» **Entries provided**:

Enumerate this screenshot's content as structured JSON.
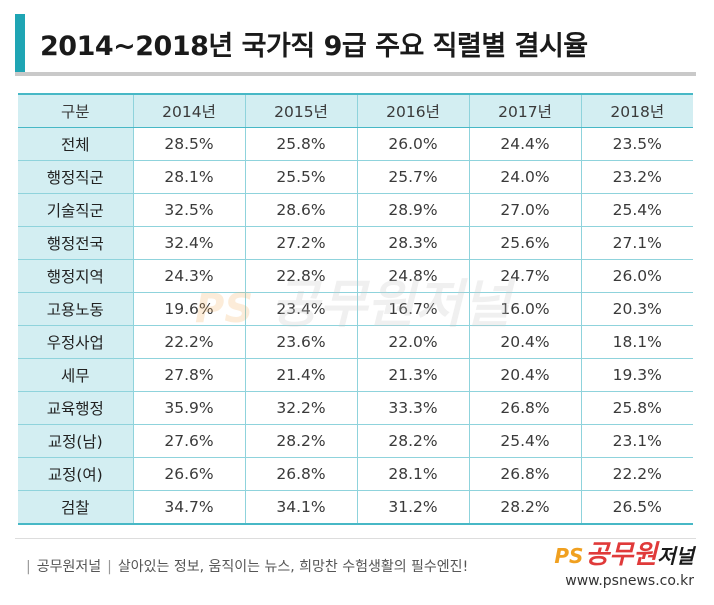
{
  "title": "2014~2018년 국가직 9급 주요 직렬별 결시율",
  "colors": {
    "accent": "#1fa5b4",
    "header_bg": "#d3eef2",
    "border": "#8fd3dc"
  },
  "table": {
    "headers": [
      "구분",
      "2014년",
      "2015년",
      "2016년",
      "2017년",
      "2018년"
    ],
    "rows": [
      {
        "label": "전체",
        "values": [
          "28.5%",
          "25.8%",
          "26.0%",
          "24.4%",
          "23.5%"
        ]
      },
      {
        "label": "행정직군",
        "values": [
          "28.1%",
          "25.5%",
          "25.7%",
          "24.0%",
          "23.2%"
        ]
      },
      {
        "label": "기술직군",
        "values": [
          "32.5%",
          "28.6%",
          "28.9%",
          "27.0%",
          "25.4%"
        ]
      },
      {
        "label": "행정전국",
        "values": [
          "32.4%",
          "27.2%",
          "28.3%",
          "25.6%",
          "27.1%"
        ]
      },
      {
        "label": "행정지역",
        "values": [
          "24.3%",
          "22.8%",
          "24.8%",
          "24.7%",
          "26.0%"
        ]
      },
      {
        "label": "고용노동",
        "values": [
          "19.6%",
          "23.4%",
          "16.7%",
          "16.0%",
          "20.3%"
        ]
      },
      {
        "label": "우정사업",
        "values": [
          "22.2%",
          "23.6%",
          "22.0%",
          "20.4%",
          "18.1%"
        ]
      },
      {
        "label": "세무",
        "values": [
          "27.8%",
          "21.4%",
          "21.3%",
          "20.4%",
          "19.3%"
        ]
      },
      {
        "label": "교육행정",
        "values": [
          "35.9%",
          "32.2%",
          "33.3%",
          "26.8%",
          "25.8%"
        ]
      },
      {
        "label": "교정(남)",
        "values": [
          "27.6%",
          "28.2%",
          "28.2%",
          "25.4%",
          "23.1%"
        ]
      },
      {
        "label": "교정(여)",
        "values": [
          "26.6%",
          "26.8%",
          "28.1%",
          "26.8%",
          "22.2%"
        ]
      },
      {
        "label": "검찰",
        "values": [
          "34.7%",
          "34.1%",
          "31.2%",
          "28.2%",
          "26.5%"
        ]
      }
    ]
  },
  "watermark": {
    "ps": "PS",
    "text": "공무원저널"
  },
  "footer": {
    "brand": "공무원저널",
    "slogan": "살아있는 정보, 움직이는 뉴스, 희망찬 수험생활의 필수엔진!"
  },
  "logo": {
    "ps": "PS",
    "name_main": "공무원",
    "name_sub": "저널",
    "url": "www.psnews.co.kr"
  }
}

» **Problem to solve**: Pull out each line of the records holding the string "label".

» **Response to this task**:
        "label": "전체",
        "label": "행정직군",
        "label": "기술직군",
        "label": "행정전국",
        "label": "행정지역",
        "label": "고용노동",
        "label": "우정사업",
        "label": "세무",
        "label": "교육행정",
        "label": "교정(남)",
        "label": "교정(여)",
        "label": "검찰",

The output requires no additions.